Problem to work on:
Every record should be written out exactly, please.

══ Data shown ══

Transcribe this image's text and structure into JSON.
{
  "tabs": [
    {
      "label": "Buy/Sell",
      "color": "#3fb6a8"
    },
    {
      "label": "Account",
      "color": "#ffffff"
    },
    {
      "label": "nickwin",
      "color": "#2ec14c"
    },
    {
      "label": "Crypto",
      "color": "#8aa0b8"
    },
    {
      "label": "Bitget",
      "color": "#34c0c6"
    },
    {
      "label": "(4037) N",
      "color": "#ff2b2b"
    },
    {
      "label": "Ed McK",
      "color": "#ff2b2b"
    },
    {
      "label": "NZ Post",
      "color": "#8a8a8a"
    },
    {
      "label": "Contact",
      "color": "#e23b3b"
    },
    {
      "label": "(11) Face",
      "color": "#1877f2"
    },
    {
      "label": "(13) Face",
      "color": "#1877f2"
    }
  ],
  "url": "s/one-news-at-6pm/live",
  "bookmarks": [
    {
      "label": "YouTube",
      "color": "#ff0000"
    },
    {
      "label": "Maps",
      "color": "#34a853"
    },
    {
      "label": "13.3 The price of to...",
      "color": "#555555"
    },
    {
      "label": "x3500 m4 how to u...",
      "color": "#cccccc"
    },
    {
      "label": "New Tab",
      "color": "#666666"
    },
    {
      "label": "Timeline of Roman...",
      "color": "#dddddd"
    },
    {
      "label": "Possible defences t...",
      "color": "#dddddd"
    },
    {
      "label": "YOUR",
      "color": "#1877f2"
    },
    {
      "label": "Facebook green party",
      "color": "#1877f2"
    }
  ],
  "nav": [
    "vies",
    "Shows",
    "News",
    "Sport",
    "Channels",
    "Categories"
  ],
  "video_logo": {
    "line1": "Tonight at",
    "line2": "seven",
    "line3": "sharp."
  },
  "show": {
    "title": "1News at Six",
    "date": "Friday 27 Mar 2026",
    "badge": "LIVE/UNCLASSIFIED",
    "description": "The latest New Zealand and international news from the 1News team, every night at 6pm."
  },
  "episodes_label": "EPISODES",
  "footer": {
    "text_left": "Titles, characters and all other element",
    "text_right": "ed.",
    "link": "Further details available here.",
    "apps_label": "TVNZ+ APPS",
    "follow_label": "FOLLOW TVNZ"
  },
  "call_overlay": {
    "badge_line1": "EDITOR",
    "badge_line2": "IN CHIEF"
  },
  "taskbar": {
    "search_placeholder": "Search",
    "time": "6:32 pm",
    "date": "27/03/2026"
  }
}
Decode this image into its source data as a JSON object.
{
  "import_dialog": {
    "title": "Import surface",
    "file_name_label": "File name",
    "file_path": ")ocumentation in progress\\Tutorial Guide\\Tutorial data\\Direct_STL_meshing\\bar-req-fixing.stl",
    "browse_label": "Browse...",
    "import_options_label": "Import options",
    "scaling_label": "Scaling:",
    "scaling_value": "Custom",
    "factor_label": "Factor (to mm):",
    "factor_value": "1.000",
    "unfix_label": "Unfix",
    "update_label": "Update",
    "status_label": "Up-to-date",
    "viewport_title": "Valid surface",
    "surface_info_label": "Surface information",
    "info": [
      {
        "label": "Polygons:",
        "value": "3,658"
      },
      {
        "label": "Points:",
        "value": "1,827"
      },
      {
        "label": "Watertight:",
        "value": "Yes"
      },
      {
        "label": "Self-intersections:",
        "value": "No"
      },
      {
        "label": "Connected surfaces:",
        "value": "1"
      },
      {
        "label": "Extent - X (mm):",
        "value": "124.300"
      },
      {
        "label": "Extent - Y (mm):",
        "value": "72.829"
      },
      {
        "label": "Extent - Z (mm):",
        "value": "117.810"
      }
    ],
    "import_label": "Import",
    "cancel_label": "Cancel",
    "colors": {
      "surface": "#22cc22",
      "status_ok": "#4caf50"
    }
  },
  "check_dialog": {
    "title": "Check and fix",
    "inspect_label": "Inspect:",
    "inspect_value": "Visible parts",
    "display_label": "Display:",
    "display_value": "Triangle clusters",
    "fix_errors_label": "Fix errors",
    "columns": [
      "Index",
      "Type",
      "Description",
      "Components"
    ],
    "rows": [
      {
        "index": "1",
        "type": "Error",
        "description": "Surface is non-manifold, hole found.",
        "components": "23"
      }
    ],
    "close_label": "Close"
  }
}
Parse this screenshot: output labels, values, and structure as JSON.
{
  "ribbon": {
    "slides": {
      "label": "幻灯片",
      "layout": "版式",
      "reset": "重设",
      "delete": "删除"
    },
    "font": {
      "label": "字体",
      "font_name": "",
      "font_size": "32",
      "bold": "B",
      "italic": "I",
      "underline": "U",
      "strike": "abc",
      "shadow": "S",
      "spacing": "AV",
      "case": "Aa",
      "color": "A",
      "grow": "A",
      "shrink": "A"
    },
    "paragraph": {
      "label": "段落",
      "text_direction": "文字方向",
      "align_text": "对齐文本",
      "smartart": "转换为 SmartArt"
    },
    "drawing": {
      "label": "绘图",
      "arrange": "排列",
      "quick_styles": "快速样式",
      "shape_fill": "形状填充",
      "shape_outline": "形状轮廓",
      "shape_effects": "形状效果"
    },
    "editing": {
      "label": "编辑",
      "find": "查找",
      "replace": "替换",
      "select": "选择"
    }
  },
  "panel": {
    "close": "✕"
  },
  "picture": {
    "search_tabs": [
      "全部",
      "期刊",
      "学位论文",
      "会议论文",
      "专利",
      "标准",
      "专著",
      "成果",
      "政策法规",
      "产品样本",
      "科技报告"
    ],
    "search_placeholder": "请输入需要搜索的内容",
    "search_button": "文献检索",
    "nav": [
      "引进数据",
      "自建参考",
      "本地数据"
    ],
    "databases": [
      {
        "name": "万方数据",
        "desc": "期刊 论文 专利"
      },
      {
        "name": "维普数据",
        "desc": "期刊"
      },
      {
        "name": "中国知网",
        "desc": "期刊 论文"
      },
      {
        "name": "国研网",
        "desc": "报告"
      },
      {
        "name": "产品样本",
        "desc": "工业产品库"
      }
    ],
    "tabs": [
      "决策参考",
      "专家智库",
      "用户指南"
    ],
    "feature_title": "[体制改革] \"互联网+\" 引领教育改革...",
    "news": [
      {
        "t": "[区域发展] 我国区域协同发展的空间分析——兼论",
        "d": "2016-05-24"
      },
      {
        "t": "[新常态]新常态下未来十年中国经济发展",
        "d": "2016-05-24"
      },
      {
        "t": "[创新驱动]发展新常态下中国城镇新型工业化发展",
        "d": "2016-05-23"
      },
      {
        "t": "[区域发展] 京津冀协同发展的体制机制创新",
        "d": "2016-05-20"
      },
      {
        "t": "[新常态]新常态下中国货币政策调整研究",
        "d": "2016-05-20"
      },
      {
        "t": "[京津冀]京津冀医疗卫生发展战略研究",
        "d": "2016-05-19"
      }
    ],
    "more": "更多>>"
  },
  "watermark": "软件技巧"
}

═══

Solution to this task:
Transcribe this image's text and structure into JSON.
{
  "tabs": [
    {
      "label": "Buy/Sell",
      "color": "#3fb6a8"
    },
    {
      "label": "Account",
      "color": "#ffffff"
    },
    {
      "label": "nickwin",
      "color": "#2ec14c"
    },
    {
      "label": "Crypto",
      "color": "#8aa0b8"
    },
    {
      "label": "Bitget",
      "color": "#34c0c6"
    },
    {
      "label": "(4037) N",
      "color": "#ff2b2b"
    },
    {
      "label": "Ed McK",
      "color": "#ff2b2b"
    },
    {
      "label": "NZ Post",
      "color": "#8a8a8a"
    },
    {
      "label": "Contact",
      "color": "#e23b3b"
    },
    {
      "label": "(11) Face",
      "color": "#1877f2"
    },
    {
      "label": "(13) Face",
      "color": "#1877f2"
    }
  ],
  "url": "s/one-news-at-6pm/live",
  "bookmarks": [
    {
      "label": "YouTube",
      "color": "#ff0000"
    },
    {
      "label": "Maps",
      "color": "#34a853"
    },
    {
      "label": "13.3 The price of to...",
      "color": "#555555"
    },
    {
      "label": "x3500 m4 how to u...",
      "color": "#cccccc"
    },
    {
      "label": "New Tab",
      "color": "#666666"
    },
    {
      "label": "Timeline of Roman...",
      "color": "#dddddd"
    },
    {
      "label": "Possible defences t...",
      "color": "#dddddd"
    },
    {
      "label": "YOUR",
      "color": "#1877f2"
    },
    {
      "label": "Facebook green party",
      "color": "#1877f2"
    }
  ],
  "nav": [
    "vies",
    "Shows",
    "News",
    "Sport",
    "Channels",
    "Categories"
  ],
  "video_logo": {
    "line1": "Tonight at",
    "line2": "seven",
    "line3": "sharp."
  },
  "show": {
    "title": "1News at Six",
    "date": "Friday 27 Mar 2026",
    "badge": "LIVE/UNCLASSIFIED",
    "description": "The latest New Zealand and international news from the 1News team, every night at 6pm."
  },
  "episodes_label": "EPISODES",
  "footer": {
    "text_left": "Titles, characters and all other element",
    "text_right": "ed.",
    "link": "Further details available here.",
    "apps_label": "TVNZ+ APPS",
    "follow_label": "FOLLOW TVNZ"
  },
  "call_overlay": {
    "badge_line1": "EDITOR",
    "badge_line2": "IN CHIEF"
  },
  "taskbar": {
    "search_placeholder": "Search",
    "time": "6:32 pm",
    "date": "27/03/2026"
  }
}
Decode this image into its source data as a JSON object.
{
  "import_dialog": {
    "title": "Import surface",
    "file_name_label": "File name",
    "file_path": ")ocumentation in progress\\Tutorial Guide\\Tutorial data\\Direct_STL_meshing\\bar-req-fixing.stl",
    "browse_label": "Browse...",
    "import_options_label": "Import options",
    "scaling_label": "Scaling:",
    "scaling_value": "Custom",
    "factor_label": "Factor (to mm):",
    "factor_value": "1.000",
    "unfix_label": "Unfix",
    "update_label": "Update",
    "status_label": "Up-to-date",
    "viewport_title": "Valid surface",
    "surface_info_label": "Surface information",
    "info": [
      {
        "label": "Polygons:",
        "value": "3,658"
      },
      {
        "label": "Points:",
        "value": "1,827"
      },
      {
        "label": "Watertight:",
        "value": "Yes"
      },
      {
        "label": "Self-intersections:",
        "value": "No"
      },
      {
        "label": "Connected surfaces:",
        "value": "1"
      },
      {
        "label": "Extent - X (mm):",
        "value": "124.300"
      },
      {
        "label": "Extent - Y (mm):",
        "value": "72.829"
      },
      {
        "label": "Extent - Z (mm):",
        "value": "117.810"
      }
    ],
    "import_label": "Import",
    "cancel_label": "Cancel",
    "colors": {
      "surface": "#22cc22",
      "status_ok": "#4caf50"
    }
  },
  "check_dialog": {
    "title": "Check and fix",
    "inspect_label": "Inspect:",
    "inspect_value": "Visible parts",
    "display_label": "Display:",
    "display_value": "Triangle clusters",
    "fix_errors_label": "Fix errors",
    "columns": [
      "Index",
      "Type",
      "Description",
      "Components"
    ],
    "rows": [
      {
        "index": "1",
        "type": "Error",
        "description": "Surface is non-manifold, hole found.",
        "components": "23"
      }
    ],
    "close_label": "Close"
  }
}
Parse this screenshot: output labels, values, and structure as JSON.
{
  "ribbon": {
    "slides": {
      "label": "幻灯片",
      "layout": "版式",
      "reset": "重设",
      "delete": "删除"
    },
    "font": {
      "label": "字体",
      "font_name": "",
      "font_size": "32",
      "bold": "B",
      "italic": "I",
      "underline": "U",
      "strike": "abc",
      "shadow": "S",
      "spacing": "AV",
      "case": "Aa",
      "color": "A",
      "grow": "A",
      "shrink": "A"
    },
    "paragraph": {
      "label": "段落",
      "text_direction": "文字方向",
      "align_text": "对齐文本",
      "smartart": "转换为 SmartArt"
    },
    "drawing": {
      "label": "绘图",
      "arrange": "排列",
      "quick_styles": "快速样式",
      "shape_fill": "形状填充",
      "shape_outline": "形状轮廓",
      "shape_effects": "形状效果"
    },
    "editing": {
      "label": "编辑",
      "find": "查找",
      "replace": "替换",
      "select": "选择"
    }
  },
  "panel": {
    "close": "✕"
  },
  "picture": {
    "search_tabs": [
      "全部",
      "期刊",
      "学位论文",
      "会议论文",
      "专利",
      "标准",
      "专著",
      "成果",
      "政策法规",
      "产品样本",
      "科技报告"
    ],
    "search_placeholder": "请输入需要搜索的内容",
    "search_button": "文献检索",
    "nav": [
      "引进数据",
      "自建参考",
      "本地数据"
    ],
    "databases": [
      {
        "name": "万方数据",
        "desc": "期刊 论文 专利"
      },
      {
        "name": "维普数据",
        "desc": "期刊"
      },
      {
        "name": "中国知网",
        "desc": "期刊 论文"
      },
      {
        "name": "国研网",
        "desc": "报告"
      },
      {
        "name": "产品样本",
        "desc": "工业产品库"
      }
    ],
    "tabs": [
      "决策参考",
      "专家智库",
      "用户指南"
    ],
    "feature_title": "[体制改革] \"互联网+\" 引领教育改革...",
    "news": [
      {
        "t": "[区域发展] 我国区域协同发展的空间分析——兼论",
        "d": "2016-05-24"
      },
      {
        "t": "[新常态]新常态下未来十年中国经济发展",
        "d": "2016-05-24"
      },
      {
        "t": "[创新驱动]发展新常态下中国城镇新型工业化发展",
        "d": "2016-05-23"
      },
      {
        "t": "[区域发展] 京津冀协同发展的体制机制创新",
        "d": "2016-05-20"
      },
      {
        "t": "[新常态]新常态下中国货币政策调整研究",
        "d": "2016-05-20"
      },
      {
        "t": "[京津冀]京津冀医疗卫生发展战略研究",
        "d": "2016-05-19"
      }
    ],
    "more": "更多>>"
  },
  "watermark": "软件技巧"
}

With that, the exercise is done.